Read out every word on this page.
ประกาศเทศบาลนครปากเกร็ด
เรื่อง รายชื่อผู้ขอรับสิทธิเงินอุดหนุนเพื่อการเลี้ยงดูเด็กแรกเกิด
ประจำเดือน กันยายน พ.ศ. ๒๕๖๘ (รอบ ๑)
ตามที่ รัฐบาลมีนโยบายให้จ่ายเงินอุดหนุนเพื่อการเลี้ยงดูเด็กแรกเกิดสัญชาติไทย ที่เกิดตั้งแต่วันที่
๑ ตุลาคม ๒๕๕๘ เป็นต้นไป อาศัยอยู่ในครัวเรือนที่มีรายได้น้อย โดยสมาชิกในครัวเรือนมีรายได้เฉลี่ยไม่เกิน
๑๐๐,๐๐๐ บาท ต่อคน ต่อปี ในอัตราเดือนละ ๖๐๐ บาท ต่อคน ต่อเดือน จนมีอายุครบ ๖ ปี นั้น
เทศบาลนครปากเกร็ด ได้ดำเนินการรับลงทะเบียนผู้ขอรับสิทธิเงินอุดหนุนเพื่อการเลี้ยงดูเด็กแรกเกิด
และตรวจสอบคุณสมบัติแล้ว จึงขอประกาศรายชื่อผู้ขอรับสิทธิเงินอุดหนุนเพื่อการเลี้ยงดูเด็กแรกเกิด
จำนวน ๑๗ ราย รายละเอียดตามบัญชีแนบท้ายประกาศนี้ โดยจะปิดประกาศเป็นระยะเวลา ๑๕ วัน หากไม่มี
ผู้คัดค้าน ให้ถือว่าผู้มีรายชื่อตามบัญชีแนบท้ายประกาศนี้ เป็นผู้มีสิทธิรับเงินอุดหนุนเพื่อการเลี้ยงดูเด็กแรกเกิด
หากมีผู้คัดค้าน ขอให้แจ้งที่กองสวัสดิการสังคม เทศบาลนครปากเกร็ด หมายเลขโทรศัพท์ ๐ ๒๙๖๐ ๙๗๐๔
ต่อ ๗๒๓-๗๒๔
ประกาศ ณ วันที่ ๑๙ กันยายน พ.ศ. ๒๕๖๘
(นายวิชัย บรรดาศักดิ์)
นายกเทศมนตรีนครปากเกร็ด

◆ ◆ ◆ ◆ ◆

### [Exercise directions]
Extract the full set of entries word for word.

### [Solution for this task]
Read out every word on this page.
ประกาศเทศบาลนครปากเกร็ด
เรื่อง รายชื่อผู้ขอรับสิทธิเงินอุดหนุนเพื่อการเลี้ยงดูเด็กแรกเกิด
ประจำเดือน กันยายน พ.ศ. ๒๕๖๘ (รอบ ๑)
ตามที่ รัฐบาลมีนโยบายให้จ่ายเงินอุดหนุนเพื่อการเลี้ยงดูเด็กแรกเกิดสัญชาติไทย ที่เกิดตั้งแต่วันที่
๑ ตุลาคม ๒๕๕๘ เป็นต้นไป อาศัยอยู่ในครัวเรือนที่มีรายได้น้อย โดยสมาชิกในครัวเรือนมีรายได้เฉลี่ยไม่เกิน
๑๐๐,๐๐๐ บาท ต่อคน ต่อปี ในอัตราเดือนละ ๖๐๐ บาท ต่อคน ต่อเดือน จนมีอายุครบ ๖ ปี นั้น
เทศบาลนครปากเกร็ด ได้ดำเนินการรับลงทะเบียนผู้ขอรับสิทธิเงินอุดหนุนเพื่อการเลี้ยงดูเด็กแรกเกิด
และตรวจสอบคุณสมบัติแล้ว จึงขอประกาศรายชื่อผู้ขอรับสิทธิเงินอุดหนุนเพื่อการเลี้ยงดูเด็กแรกเกิด
จำนวน ๑๗ ราย รายละเอียดตามบัญชีแนบท้ายประกาศนี้ โดยจะปิดประกาศเป็นระยะเวลา ๑๕ วัน หากไม่มี
ผู้คัดค้าน ให้ถือว่าผู้มีรายชื่อตามบัญชีแนบท้ายประกาศนี้ เป็นผู้มีสิทธิรับเงินอุดหนุนเพื่อการเลี้ยงดูเด็กแรกเกิด
หากมีผู้คัดค้าน ขอให้แจ้งที่กองสวัสดิการสังคม เทศบาลนครปากเกร็ด หมายเลขโทรศัพท์ ๐ ๒๙๖๐ ๙๗๐๔
ต่อ ๗๒๓-๗๒๔
ประกาศ ณ วันที่ ๑๙ กันยายน พ.ศ. ๒๕๖๘
(นายวิชัย บรรดาศักดิ์)
นายกเทศมนตรีนครปากเกร็ด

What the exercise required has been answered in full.